__STATED EXERCISE__. How many lines in the entries below contain "this"? Answer with the number only.

__RECORDS SUPPLIED__.
----------
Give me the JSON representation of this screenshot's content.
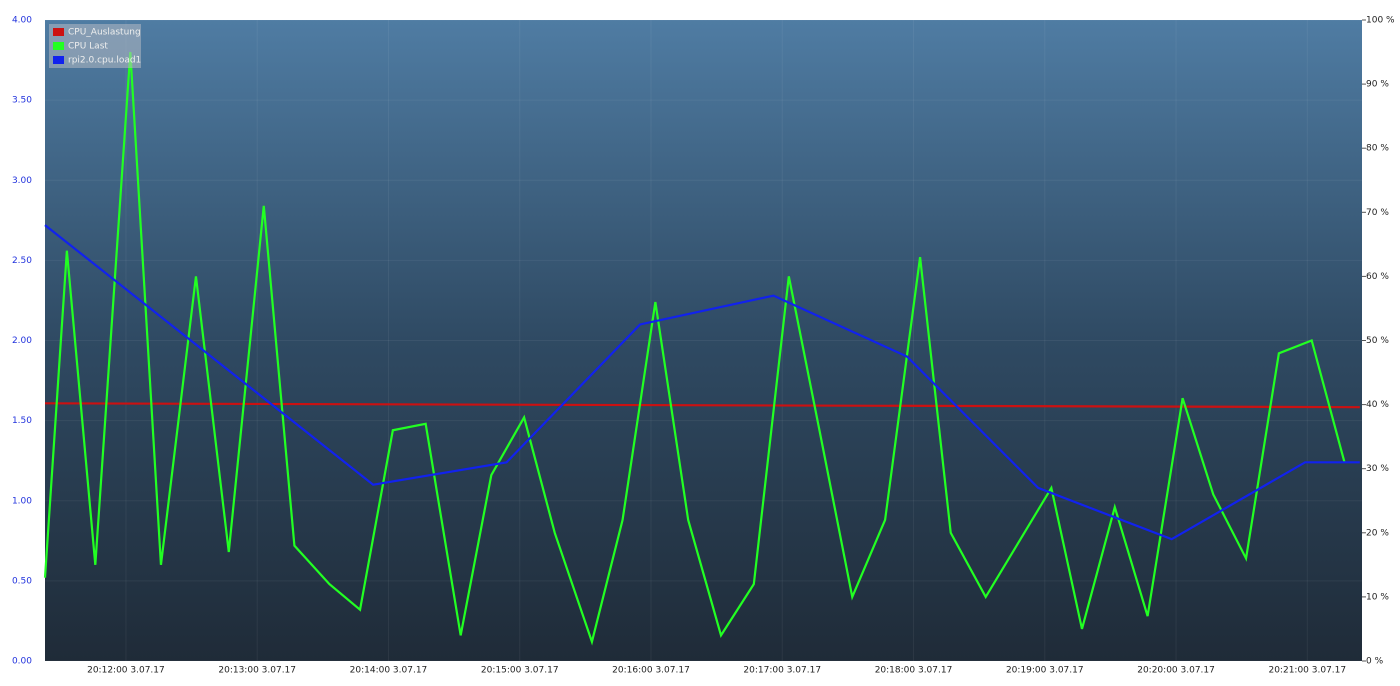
{
  "chart_data": {
    "type": "line",
    "xlim": [
      "20:11:23",
      "20:21:25"
    ],
    "xticks": [
      {
        "value": "20:12:00",
        "label": "20:12:00 3.07.17"
      },
      {
        "value": "20:13:00",
        "label": "20:13:00 3.07.17"
      },
      {
        "value": "20:14:00",
        "label": "20:14:00 3.07.17"
      },
      {
        "value": "20:15:00",
        "label": "20:15:00 3.07.17"
      },
      {
        "value": "20:16:00",
        "label": "20:16:00 3.07.17"
      },
      {
        "value": "20:17:00",
        "label": "20:17:00 3.07.17"
      },
      {
        "value": "20:18:00",
        "label": "20:18:00 3.07.17"
      },
      {
        "value": "20:19:00",
        "label": "20:19:00 3.07.17"
      },
      {
        "value": "20:20:00",
        "label": "20:20:00 3.07.17"
      },
      {
        "value": "20:21:00",
        "label": "20:21:00 3.07.17"
      }
    ],
    "ylim": [
      0,
      4
    ],
    "yticks": [
      {
        "value": 0,
        "label": "0.00"
      },
      {
        "value": 0.5,
        "label": "0.50"
      },
      {
        "value": 1,
        "label": "1.00"
      },
      {
        "value": 1.5,
        "label": "1.50"
      },
      {
        "value": 2,
        "label": "2.00"
      },
      {
        "value": 2.5,
        "label": "2.50"
      },
      {
        "value": 3,
        "label": "3.00"
      },
      {
        "value": 3.5,
        "label": "3.50"
      },
      {
        "value": 4,
        "label": "4.00"
      }
    ],
    "y2lim": [
      0,
      100
    ],
    "y2ticks": [
      {
        "value": 0,
        "label": "0 %"
      },
      {
        "value": 10,
        "label": "10 %"
      },
      {
        "value": 20,
        "label": "20 %"
      },
      {
        "value": 30,
        "label": "30 %"
      },
      {
        "value": 40,
        "label": "40 %"
      },
      {
        "value": 50,
        "label": "50 %"
      },
      {
        "value": 60,
        "label": "60 %"
      },
      {
        "value": 70,
        "label": "70 %"
      },
      {
        "value": 80,
        "label": "80 %"
      },
      {
        "value": 90,
        "label": "90 %"
      },
      {
        "value": 100,
        "label": "100 %"
      }
    ],
    "grid": true,
    "legend": "top-left",
    "series": [
      {
        "name": "CPU_Auslastung",
        "color": "#cc1111",
        "axis": "y2",
        "x": [
          "20:11:23",
          "20:21:24"
        ],
        "values": [
          40.2,
          39.6
        ]
      },
      {
        "name": "CPU Last",
        "color": "#22ff22",
        "axis": "y2",
        "x": [
          "20:11:23",
          "20:11:33",
          "20:11:46",
          "20:12:02",
          "20:12:16",
          "20:12:32",
          "20:12:47",
          "20:13:03",
          "20:13:17",
          "20:13:33",
          "20:13:47",
          "20:14:02",
          "20:14:17",
          "20:14:33",
          "20:14:47",
          "20:15:02",
          "20:15:16",
          "20:15:33",
          "20:15:47",
          "20:16:02",
          "20:16:17",
          "20:16:32",
          "20:16:47",
          "20:17:03",
          "20:17:17",
          "20:17:32",
          "20:17:47",
          "20:18:03",
          "20:18:17",
          "20:18:33",
          "20:19:03",
          "20:19:17",
          "20:19:32",
          "20:19:47",
          "20:20:03",
          "20:20:17",
          "20:20:32",
          "20:20:47",
          "20:21:02",
          "20:21:17"
        ],
        "values": [
          13,
          64,
          15,
          95,
          15,
          60,
          17,
          71,
          18,
          12,
          8,
          36,
          37,
          4,
          29,
          38,
          20,
          3,
          22,
          56,
          22,
          4,
          12,
          60,
          36,
          10,
          22,
          63,
          20,
          10,
          27,
          5,
          24,
          7,
          41,
          26,
          16,
          48,
          50,
          31
        ]
      },
      {
        "name": "rpi2.0.cpu.load1",
        "color": "#1122ee",
        "x": [
          "20:11:23",
          "20:13:53",
          "20:14:54",
          "20:15:55",
          "20:16:56",
          "20:17:57",
          "20:18:57",
          "20:19:58",
          "20:20:59",
          "20:21:24"
        ],
        "values": [
          2.72,
          1.1,
          1.24,
          2.1,
          2.28,
          1.9,
          1.08,
          0.76,
          1.24,
          1.24
        ]
      }
    ]
  }
}
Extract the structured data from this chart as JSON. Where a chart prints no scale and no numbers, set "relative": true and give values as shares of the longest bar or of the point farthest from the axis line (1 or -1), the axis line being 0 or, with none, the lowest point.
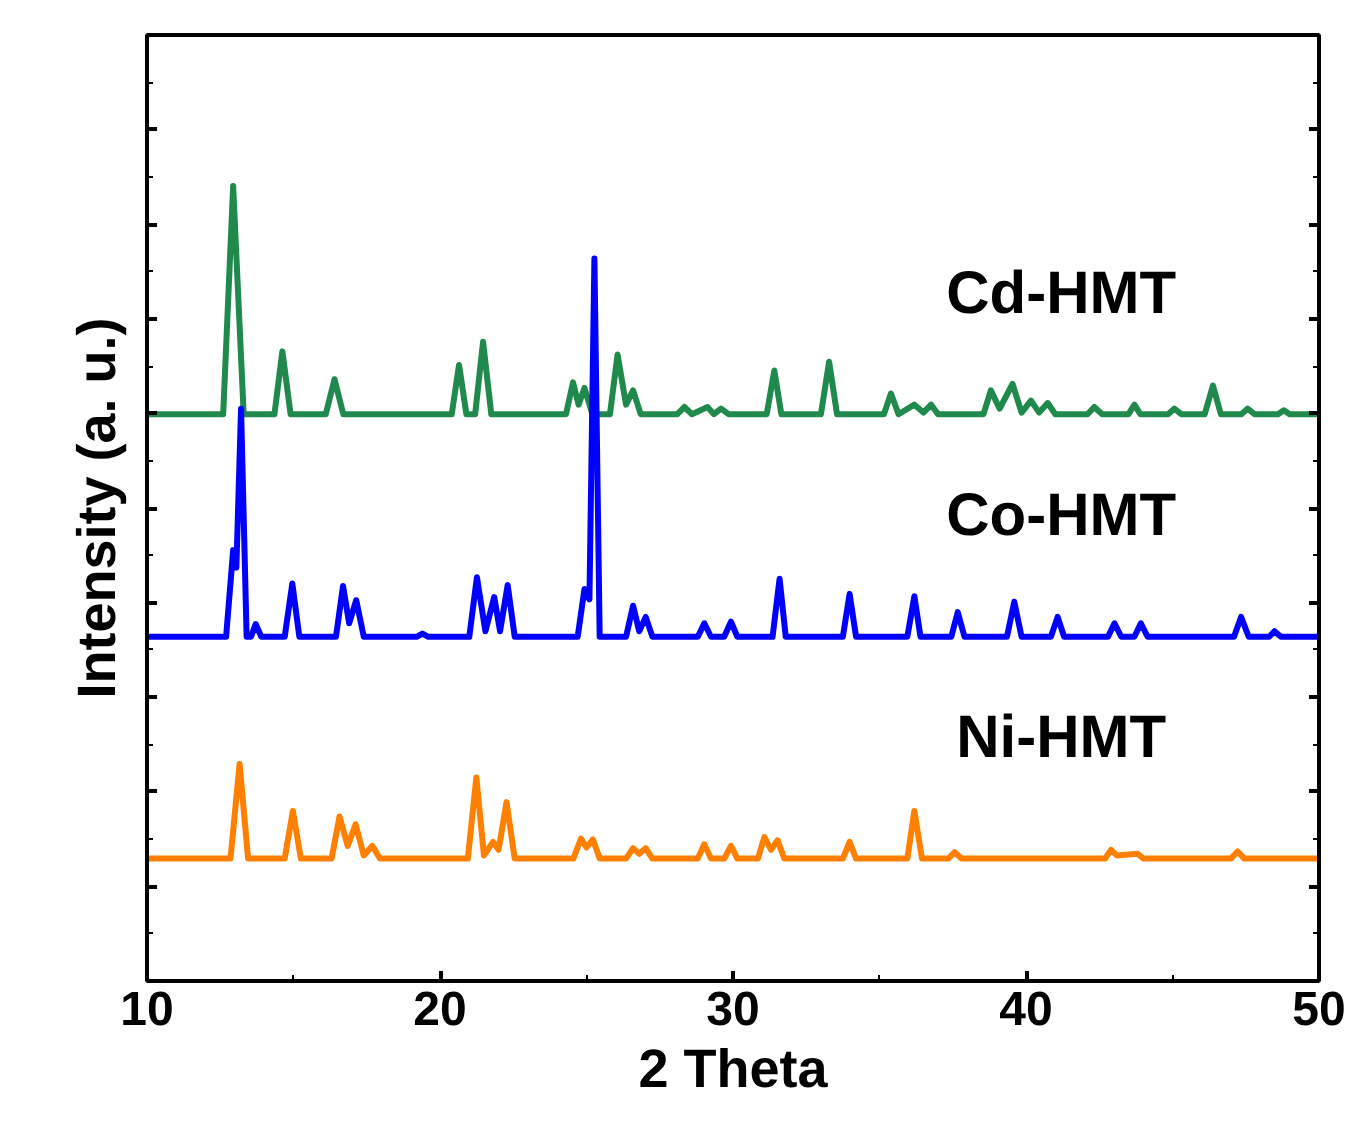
{
  "chart_data": {
    "type": "line",
    "relative": true,
    "xlabel": "2 Theta",
    "ylabel": "Intensity (a. u.)",
    "xlim": [
      10,
      50
    ],
    "xticks": [
      10,
      20,
      30,
      40,
      50
    ],
    "grid": false,
    "series": [
      {
        "name": "Cd-HMT",
        "color": "#1f8a4c",
        "x": [
          10,
          12.6,
          12.94,
          13.3,
          14.35,
          14.62,
          14.9,
          16.1,
          16.4,
          16.7,
          20.4,
          20.65,
          20.9,
          21.2,
          21.47,
          21.75,
          24.3,
          24.54,
          24.73,
          24.93,
          25.2,
          25.8,
          26.06,
          26.35,
          26.59,
          26.85,
          28.1,
          28.34,
          28.6,
          29.13,
          29.35,
          29.59,
          29.85,
          31.15,
          31.41,
          31.65,
          33.0,
          33.28,
          33.55,
          35.15,
          35.39,
          35.65,
          36.19,
          36.5,
          36.76,
          37.0,
          38.55,
          38.8,
          39.1,
          39.54,
          39.85,
          40.17,
          40.45,
          40.74,
          41.0,
          42.1,
          42.33,
          42.6,
          43.5,
          43.7,
          43.9,
          44.85,
          45.06,
          45.3,
          46.1,
          46.38,
          46.65,
          47.35,
          47.56,
          47.8,
          48.6,
          48.8,
          49.0,
          50
        ],
        "values": [
          0.713,
          0.713,
          1.0,
          0.713,
          0.713,
          0.792,
          0.713,
          0.713,
          0.757,
          0.713,
          0.713,
          0.775,
          0.713,
          0.713,
          0.804,
          0.713,
          0.713,
          0.753,
          0.725,
          0.746,
          0.713,
          0.713,
          0.788,
          0.725,
          0.743,
          0.713,
          0.713,
          0.722,
          0.713,
          0.722,
          0.713,
          0.72,
          0.713,
          0.713,
          0.768,
          0.713,
          0.713,
          0.779,
          0.713,
          0.713,
          0.739,
          0.713,
          0.725,
          0.715,
          0.725,
          0.713,
          0.713,
          0.743,
          0.72,
          0.751,
          0.715,
          0.73,
          0.715,
          0.727,
          0.713,
          0.713,
          0.722,
          0.713,
          0.713,
          0.725,
          0.713,
          0.713,
          0.72,
          0.713,
          0.713,
          0.749,
          0.713,
          0.713,
          0.72,
          0.713,
          0.713,
          0.718,
          0.713,
          0.713
        ]
      },
      {
        "name": "Co-HMT",
        "color": "#0000ff",
        "x": [
          10,
          12.7,
          12.94,
          13.05,
          13.21,
          13.4,
          13.55,
          13.71,
          13.9,
          14.7,
          14.96,
          15.2,
          16.45,
          16.69,
          16.9,
          17.14,
          17.4,
          19.2,
          19.4,
          19.6,
          21.0,
          21.26,
          21.55,
          21.85,
          22.05,
          22.31,
          22.55,
          24.7,
          24.93,
          25.1,
          25.27,
          25.45,
          26.35,
          26.59,
          26.8,
          27.02,
          27.25,
          28.8,
          29.02,
          29.25,
          29.7,
          29.93,
          30.15,
          31.35,
          31.59,
          31.8,
          33.75,
          33.98,
          34.2,
          35.95,
          36.19,
          36.4,
          37.45,
          37.67,
          37.9,
          39.35,
          39.6,
          39.85,
          40.85,
          41.08,
          41.3,
          42.8,
          43.02,
          43.25,
          43.7,
          43.92,
          44.15,
          47.1,
          47.34,
          47.6,
          48.3,
          48.48,
          48.7,
          50
        ],
        "values": [
          0.433,
          0.433,
          0.542,
          0.52,
          0.72,
          0.433,
          0.433,
          0.449,
          0.433,
          0.433,
          0.5,
          0.433,
          0.433,
          0.497,
          0.45,
          0.479,
          0.433,
          0.433,
          0.437,
          0.433,
          0.433,
          0.508,
          0.44,
          0.483,
          0.44,
          0.498,
          0.433,
          0.433,
          0.493,
          0.48,
          0.909,
          0.433,
          0.433,
          0.472,
          0.44,
          0.458,
          0.433,
          0.433,
          0.45,
          0.433,
          0.433,
          0.452,
          0.433,
          0.433,
          0.506,
          0.433,
          0.433,
          0.487,
          0.433,
          0.433,
          0.484,
          0.433,
          0.433,
          0.464,
          0.433,
          0.433,
          0.477,
          0.433,
          0.433,
          0.458,
          0.433,
          0.433,
          0.45,
          0.433,
          0.433,
          0.45,
          0.433,
          0.433,
          0.458,
          0.433,
          0.433,
          0.44,
          0.433,
          0.433
        ]
      },
      {
        "name": "Ni-HMT",
        "color": "#ff8000",
        "x": [
          10,
          12.85,
          13.16,
          13.45,
          14.7,
          14.98,
          15.25,
          16.3,
          16.57,
          16.85,
          17.12,
          17.4,
          17.69,
          17.95,
          20.95,
          21.24,
          21.5,
          21.81,
          22.0,
          22.27,
          22.55,
          24.55,
          24.81,
          25.0,
          25.22,
          25.45,
          26.35,
          26.59,
          26.8,
          27.02,
          27.25,
          28.8,
          29.02,
          29.25,
          29.7,
          29.93,
          30.15,
          30.85,
          31.07,
          31.3,
          31.52,
          31.75,
          33.75,
          33.98,
          34.2,
          35.95,
          36.19,
          36.45,
          37.35,
          37.56,
          37.8,
          42.7,
          42.9,
          43.1,
          43.81,
          44.0,
          47.0,
          47.22,
          47.45,
          50
        ],
        "values": [
          0.154,
          0.154,
          0.273,
          0.154,
          0.154,
          0.214,
          0.154,
          0.154,
          0.207,
          0.17,
          0.197,
          0.158,
          0.17,
          0.154,
          0.154,
          0.256,
          0.158,
          0.175,
          0.165,
          0.225,
          0.154,
          0.154,
          0.179,
          0.168,
          0.178,
          0.154,
          0.154,
          0.167,
          0.16,
          0.167,
          0.154,
          0.154,
          0.172,
          0.154,
          0.154,
          0.17,
          0.154,
          0.154,
          0.181,
          0.165,
          0.177,
          0.154,
          0.154,
          0.175,
          0.154,
          0.154,
          0.214,
          0.154,
          0.154,
          0.162,
          0.154,
          0.154,
          0.165,
          0.158,
          0.16,
          0.154,
          0.154,
          0.163,
          0.154,
          0.154
        ]
      }
    ]
  }
}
----------
__FINAL RESULT__. 2